[START OF PROVIDED MATERIAL]
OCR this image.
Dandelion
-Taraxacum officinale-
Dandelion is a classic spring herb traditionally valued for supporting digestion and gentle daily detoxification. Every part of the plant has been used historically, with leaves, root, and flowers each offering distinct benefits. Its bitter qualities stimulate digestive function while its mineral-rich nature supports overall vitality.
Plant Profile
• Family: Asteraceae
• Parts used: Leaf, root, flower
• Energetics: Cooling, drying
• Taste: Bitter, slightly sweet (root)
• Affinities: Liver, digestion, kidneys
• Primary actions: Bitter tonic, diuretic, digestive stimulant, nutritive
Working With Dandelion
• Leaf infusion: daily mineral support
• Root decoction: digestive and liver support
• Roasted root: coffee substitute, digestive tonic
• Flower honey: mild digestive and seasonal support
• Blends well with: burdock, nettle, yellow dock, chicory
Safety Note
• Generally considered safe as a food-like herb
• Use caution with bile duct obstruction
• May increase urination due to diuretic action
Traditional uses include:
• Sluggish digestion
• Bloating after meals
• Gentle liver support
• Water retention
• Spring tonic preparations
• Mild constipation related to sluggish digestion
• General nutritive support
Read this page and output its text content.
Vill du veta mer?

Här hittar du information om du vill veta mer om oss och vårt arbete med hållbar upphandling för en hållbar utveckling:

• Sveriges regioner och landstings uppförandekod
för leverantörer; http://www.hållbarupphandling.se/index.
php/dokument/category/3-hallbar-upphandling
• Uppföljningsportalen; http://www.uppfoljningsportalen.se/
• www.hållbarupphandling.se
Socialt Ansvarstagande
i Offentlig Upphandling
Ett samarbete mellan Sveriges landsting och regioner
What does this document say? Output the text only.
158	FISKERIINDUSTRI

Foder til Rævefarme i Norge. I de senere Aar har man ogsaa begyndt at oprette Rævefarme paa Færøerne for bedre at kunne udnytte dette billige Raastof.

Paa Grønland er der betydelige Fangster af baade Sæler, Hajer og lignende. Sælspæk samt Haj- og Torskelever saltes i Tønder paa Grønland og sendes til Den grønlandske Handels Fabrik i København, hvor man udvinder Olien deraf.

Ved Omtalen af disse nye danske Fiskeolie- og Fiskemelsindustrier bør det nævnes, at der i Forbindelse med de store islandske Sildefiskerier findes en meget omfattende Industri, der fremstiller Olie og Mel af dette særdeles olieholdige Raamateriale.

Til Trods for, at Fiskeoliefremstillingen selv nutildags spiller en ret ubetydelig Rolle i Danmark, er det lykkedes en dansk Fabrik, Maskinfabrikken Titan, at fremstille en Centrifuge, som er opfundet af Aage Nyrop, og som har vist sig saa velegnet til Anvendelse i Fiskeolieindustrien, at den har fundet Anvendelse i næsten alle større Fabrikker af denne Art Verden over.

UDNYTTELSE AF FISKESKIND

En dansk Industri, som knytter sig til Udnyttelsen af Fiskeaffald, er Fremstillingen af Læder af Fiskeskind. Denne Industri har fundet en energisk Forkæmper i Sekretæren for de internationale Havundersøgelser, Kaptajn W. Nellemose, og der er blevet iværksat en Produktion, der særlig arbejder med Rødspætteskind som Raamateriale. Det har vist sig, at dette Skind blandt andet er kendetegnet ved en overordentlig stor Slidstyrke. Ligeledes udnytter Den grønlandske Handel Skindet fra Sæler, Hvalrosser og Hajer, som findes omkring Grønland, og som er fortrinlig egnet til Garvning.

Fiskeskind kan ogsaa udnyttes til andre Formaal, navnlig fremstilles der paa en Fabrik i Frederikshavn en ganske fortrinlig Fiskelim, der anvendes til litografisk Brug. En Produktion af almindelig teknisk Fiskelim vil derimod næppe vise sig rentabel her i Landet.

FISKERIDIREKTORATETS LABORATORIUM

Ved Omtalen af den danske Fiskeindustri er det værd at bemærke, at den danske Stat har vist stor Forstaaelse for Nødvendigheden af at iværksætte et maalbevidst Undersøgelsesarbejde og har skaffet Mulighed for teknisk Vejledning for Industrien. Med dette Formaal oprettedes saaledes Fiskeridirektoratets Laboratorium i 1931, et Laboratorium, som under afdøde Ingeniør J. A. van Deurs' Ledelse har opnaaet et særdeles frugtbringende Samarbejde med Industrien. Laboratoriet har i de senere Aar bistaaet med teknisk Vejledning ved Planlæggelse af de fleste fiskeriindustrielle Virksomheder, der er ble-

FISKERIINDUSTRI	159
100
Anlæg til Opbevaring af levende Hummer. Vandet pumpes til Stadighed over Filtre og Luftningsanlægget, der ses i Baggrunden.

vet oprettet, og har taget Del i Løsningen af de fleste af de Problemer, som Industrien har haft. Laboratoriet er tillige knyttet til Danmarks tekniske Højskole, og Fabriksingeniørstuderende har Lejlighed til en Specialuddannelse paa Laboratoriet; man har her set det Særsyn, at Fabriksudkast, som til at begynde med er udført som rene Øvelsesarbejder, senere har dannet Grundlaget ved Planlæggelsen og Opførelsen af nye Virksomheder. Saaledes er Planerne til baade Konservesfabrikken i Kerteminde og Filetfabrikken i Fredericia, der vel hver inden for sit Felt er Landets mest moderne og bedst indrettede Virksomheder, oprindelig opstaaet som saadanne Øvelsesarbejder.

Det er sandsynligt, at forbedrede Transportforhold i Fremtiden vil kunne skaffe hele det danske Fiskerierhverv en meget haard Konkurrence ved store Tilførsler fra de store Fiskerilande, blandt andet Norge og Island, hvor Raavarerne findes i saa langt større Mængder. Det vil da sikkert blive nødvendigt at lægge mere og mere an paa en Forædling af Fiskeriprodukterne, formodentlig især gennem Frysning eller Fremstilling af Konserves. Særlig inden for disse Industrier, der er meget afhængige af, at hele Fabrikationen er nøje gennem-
[END OF PROVIDED MATERIAL]
* **REQUIRED WORK**
Gather all lines from the listing above in which "Grønland" occurs.

* **SOLUTION TO THIS PROBLEM**
Paa Grønland er der betydelige Fangster af baade Sæler, Hajer og lignende. Sælspæk samt Haj- og Torskelever saltes i Tønder paa Grønland og sendes til Den grønlandske Handels Fabrik i København, hvor man udvinder Olien deraf.
En dansk Industri, som knytter sig til Udnyttelsen af Fiskeaffald, er Fremstillingen af Læder af Fiskeskind. Denne Industri har fundet en energisk Forkæmper i Sekretæren for de internationale Havundersøgelser, Kaptajn W. Nellemose, og der er blevet iværksat en Produktion, der særlig arbejder med Rødspætteskind som Raamateriale. Det har vist sig, at dette Skind blandt andet er kendetegnet ved en overordentlig stor Slidstyrke. Ligeledes udnytter Den grønlandske Handel Skindet fra Sæler, Hvalrosser og Hajer, som findes omkring Grønland, og som er fortrinlig egnet til Garvning.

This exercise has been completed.